* _Task goal_:
Locate and copy each line in the data that contains the word "burst".

___ Exercise input ___

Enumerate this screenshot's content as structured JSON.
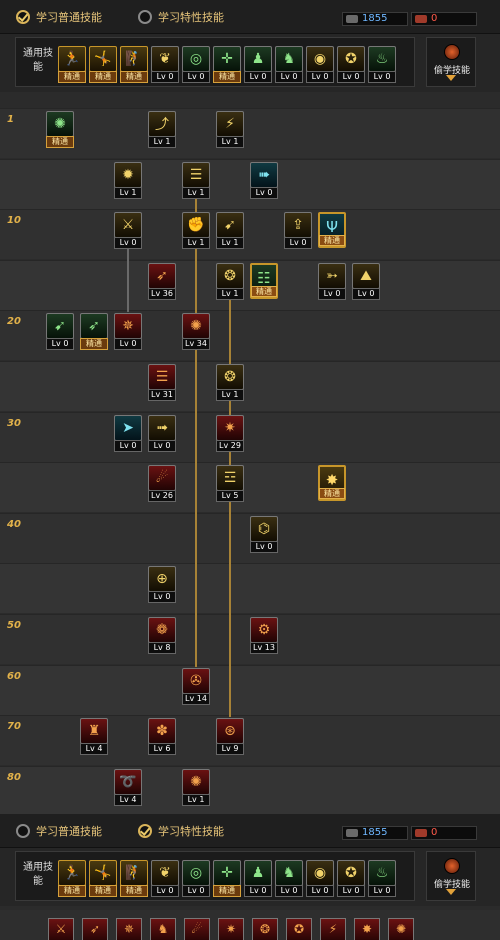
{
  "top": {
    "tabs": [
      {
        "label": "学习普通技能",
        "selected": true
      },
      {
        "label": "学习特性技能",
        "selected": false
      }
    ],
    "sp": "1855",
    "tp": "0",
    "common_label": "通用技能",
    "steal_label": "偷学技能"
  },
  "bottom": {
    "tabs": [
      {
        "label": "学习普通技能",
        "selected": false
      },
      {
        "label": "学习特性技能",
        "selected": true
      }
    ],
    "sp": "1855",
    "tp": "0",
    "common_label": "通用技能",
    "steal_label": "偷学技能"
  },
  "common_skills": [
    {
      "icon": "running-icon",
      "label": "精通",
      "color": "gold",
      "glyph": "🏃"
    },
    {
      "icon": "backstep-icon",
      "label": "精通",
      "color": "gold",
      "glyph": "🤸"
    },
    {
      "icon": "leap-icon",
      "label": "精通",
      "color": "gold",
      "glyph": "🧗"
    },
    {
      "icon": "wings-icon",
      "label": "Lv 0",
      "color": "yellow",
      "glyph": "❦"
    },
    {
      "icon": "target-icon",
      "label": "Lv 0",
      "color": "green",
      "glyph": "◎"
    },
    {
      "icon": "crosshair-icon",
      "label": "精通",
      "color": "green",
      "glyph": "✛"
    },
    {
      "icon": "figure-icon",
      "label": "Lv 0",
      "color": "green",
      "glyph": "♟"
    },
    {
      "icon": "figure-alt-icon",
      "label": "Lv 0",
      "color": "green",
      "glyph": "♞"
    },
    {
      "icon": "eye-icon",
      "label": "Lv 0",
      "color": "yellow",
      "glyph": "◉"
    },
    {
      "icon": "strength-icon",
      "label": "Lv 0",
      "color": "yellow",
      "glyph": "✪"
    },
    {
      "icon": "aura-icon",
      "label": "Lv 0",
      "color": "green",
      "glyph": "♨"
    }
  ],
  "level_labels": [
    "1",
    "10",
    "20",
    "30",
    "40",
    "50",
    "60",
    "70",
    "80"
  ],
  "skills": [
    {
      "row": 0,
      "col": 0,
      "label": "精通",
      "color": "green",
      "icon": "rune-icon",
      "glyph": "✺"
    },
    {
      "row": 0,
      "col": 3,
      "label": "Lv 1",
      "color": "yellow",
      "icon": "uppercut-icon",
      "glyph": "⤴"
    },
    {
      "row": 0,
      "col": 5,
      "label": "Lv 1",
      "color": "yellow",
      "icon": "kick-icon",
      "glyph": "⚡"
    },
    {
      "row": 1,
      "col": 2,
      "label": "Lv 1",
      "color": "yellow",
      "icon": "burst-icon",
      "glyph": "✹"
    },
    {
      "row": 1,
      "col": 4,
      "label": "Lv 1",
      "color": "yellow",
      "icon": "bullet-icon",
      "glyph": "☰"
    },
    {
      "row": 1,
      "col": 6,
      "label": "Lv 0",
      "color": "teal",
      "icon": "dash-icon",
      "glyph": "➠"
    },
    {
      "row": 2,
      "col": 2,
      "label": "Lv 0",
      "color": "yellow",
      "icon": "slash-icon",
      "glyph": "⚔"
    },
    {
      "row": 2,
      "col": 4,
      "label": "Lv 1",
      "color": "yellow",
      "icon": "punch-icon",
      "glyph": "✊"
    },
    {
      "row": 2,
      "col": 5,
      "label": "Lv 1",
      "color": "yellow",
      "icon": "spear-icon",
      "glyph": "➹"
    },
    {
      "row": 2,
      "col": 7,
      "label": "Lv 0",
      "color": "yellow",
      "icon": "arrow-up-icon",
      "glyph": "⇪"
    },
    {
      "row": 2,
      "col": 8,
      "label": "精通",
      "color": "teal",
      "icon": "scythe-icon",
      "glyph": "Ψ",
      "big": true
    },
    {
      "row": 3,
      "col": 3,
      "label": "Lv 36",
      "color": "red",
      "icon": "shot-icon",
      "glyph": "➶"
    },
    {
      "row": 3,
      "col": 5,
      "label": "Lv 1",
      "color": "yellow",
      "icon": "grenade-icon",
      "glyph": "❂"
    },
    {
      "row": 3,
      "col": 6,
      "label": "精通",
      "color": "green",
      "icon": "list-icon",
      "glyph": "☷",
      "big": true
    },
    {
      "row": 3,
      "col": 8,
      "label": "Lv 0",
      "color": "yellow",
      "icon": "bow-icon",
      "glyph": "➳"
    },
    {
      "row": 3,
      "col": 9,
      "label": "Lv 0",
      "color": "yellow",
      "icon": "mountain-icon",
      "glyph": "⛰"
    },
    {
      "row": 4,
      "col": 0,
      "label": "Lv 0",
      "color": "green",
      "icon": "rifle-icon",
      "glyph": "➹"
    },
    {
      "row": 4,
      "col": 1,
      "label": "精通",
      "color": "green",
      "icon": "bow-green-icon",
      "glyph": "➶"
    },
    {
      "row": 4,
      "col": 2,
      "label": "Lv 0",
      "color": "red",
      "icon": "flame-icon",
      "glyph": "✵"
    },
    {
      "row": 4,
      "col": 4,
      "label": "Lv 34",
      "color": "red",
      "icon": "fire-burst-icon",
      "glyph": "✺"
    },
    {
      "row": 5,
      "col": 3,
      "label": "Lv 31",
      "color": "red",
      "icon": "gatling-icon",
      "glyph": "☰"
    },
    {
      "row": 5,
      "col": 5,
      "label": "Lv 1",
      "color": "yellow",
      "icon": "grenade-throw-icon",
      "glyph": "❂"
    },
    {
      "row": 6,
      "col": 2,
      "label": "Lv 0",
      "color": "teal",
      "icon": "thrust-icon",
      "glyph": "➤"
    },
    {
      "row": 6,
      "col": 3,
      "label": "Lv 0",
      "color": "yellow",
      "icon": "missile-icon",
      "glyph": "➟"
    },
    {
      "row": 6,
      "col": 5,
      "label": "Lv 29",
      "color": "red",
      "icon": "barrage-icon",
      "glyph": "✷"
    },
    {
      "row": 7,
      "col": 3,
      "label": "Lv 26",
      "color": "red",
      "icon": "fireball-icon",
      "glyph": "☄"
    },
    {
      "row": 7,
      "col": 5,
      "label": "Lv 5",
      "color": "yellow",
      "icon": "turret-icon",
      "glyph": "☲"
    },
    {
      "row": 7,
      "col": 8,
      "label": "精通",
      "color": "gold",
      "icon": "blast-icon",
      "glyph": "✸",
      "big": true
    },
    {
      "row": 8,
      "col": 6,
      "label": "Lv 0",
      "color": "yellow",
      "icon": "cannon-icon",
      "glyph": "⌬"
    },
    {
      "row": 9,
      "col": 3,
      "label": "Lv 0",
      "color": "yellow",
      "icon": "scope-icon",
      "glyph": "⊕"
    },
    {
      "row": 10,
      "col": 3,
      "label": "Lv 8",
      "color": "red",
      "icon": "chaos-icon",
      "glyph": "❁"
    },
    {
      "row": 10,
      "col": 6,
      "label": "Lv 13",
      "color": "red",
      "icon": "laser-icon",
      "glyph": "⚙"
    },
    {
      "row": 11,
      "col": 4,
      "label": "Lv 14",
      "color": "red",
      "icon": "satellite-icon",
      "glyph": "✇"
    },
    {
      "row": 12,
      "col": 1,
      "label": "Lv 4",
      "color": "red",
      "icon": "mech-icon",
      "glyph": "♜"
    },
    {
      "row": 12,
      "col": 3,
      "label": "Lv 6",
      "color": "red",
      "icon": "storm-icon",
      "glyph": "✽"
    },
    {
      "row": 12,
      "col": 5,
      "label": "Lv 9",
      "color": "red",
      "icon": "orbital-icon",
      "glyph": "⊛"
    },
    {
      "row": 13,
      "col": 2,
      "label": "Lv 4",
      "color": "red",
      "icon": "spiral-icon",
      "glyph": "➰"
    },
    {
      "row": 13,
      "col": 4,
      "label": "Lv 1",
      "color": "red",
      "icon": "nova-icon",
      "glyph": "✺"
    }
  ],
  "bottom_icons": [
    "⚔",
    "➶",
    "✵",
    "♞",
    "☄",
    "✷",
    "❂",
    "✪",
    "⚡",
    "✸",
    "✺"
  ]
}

___
___ Exercise input ___

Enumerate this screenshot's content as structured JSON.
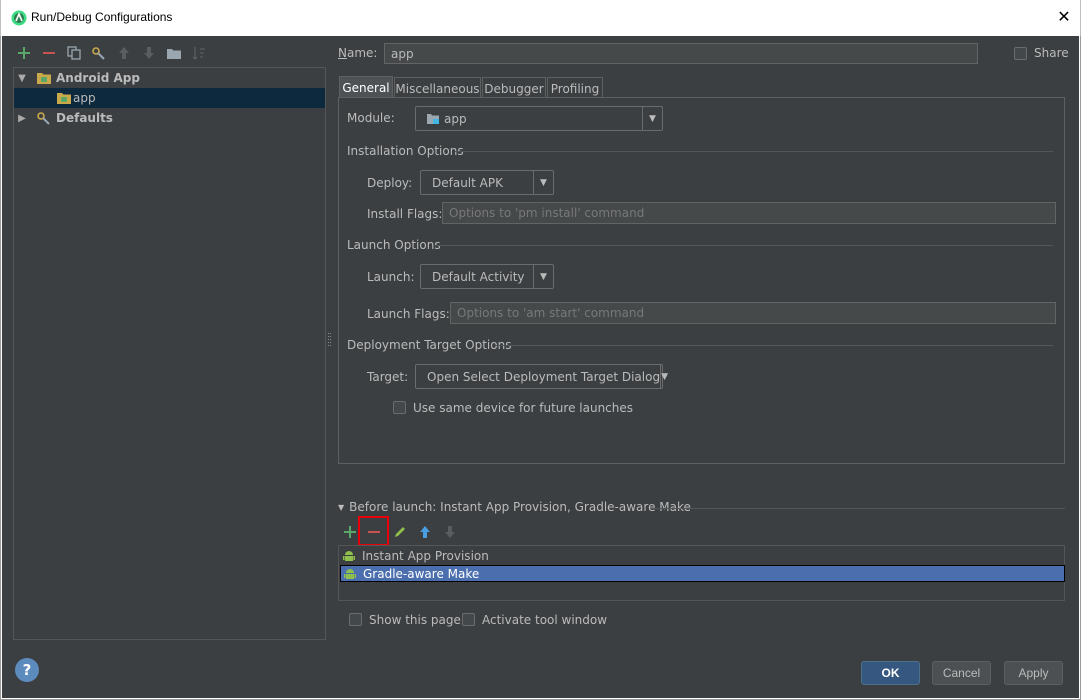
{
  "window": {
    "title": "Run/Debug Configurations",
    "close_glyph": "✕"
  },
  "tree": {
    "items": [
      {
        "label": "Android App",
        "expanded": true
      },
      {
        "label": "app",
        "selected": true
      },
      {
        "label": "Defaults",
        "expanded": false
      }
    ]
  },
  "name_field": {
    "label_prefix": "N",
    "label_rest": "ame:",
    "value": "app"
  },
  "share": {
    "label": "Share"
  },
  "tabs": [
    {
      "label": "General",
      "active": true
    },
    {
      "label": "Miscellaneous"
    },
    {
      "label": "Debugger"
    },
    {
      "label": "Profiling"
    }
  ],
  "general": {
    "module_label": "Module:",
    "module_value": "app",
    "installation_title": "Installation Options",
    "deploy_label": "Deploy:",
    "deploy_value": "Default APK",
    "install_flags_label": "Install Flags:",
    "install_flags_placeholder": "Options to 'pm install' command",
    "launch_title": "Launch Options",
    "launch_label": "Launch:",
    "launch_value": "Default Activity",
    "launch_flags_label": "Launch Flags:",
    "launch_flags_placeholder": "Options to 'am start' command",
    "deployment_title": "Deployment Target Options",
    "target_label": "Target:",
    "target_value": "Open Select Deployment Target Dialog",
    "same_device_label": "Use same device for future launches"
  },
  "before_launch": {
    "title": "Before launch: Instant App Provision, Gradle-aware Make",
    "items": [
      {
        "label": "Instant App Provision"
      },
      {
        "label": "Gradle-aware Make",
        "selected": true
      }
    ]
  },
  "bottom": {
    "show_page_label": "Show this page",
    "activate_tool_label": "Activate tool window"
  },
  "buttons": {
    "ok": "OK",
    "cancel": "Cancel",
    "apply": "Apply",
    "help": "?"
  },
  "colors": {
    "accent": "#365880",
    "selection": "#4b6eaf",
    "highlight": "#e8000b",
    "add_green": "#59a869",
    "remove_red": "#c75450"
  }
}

___
___ Exercise input ___

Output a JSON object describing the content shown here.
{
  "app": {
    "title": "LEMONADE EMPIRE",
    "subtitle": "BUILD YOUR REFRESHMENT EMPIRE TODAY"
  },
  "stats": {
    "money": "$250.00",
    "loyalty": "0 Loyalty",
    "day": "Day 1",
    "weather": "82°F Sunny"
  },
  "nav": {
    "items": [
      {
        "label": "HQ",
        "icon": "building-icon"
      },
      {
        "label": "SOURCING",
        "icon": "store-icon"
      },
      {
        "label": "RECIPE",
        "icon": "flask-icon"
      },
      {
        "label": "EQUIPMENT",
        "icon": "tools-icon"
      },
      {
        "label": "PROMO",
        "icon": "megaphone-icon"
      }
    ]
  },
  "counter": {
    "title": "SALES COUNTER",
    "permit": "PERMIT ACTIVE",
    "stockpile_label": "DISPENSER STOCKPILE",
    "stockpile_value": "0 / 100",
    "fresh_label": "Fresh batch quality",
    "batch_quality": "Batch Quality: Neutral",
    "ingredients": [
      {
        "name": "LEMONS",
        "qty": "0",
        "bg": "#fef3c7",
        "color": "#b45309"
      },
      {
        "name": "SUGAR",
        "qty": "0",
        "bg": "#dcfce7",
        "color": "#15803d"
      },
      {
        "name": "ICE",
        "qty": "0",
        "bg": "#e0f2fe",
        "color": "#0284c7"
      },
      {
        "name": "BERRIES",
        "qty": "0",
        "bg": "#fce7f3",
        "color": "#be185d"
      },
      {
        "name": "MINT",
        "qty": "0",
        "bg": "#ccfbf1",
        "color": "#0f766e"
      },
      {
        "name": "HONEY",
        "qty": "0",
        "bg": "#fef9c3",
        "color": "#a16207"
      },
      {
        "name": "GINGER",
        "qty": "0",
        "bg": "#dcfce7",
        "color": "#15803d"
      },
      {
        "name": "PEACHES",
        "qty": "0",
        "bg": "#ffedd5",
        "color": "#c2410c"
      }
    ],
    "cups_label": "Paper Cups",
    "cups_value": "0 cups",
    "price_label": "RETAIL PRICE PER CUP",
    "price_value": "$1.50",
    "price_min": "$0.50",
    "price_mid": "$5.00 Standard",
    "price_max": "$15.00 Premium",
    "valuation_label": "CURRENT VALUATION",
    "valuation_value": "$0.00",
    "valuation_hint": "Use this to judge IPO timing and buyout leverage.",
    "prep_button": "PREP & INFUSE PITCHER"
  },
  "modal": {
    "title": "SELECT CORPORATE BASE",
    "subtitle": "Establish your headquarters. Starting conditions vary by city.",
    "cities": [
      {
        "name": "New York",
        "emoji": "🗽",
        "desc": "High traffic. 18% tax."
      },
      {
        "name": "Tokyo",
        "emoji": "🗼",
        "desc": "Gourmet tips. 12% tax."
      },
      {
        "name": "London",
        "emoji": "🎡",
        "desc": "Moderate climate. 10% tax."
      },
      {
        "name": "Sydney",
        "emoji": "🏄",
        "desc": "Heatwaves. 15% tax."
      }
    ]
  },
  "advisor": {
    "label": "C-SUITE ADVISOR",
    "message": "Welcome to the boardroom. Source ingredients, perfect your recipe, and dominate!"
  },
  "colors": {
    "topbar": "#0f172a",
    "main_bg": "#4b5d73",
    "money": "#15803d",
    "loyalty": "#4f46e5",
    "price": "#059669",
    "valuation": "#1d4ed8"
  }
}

___

* _Complete answer_:
      "icon": "burst-icon",
      "icon": "fire-burst-icon",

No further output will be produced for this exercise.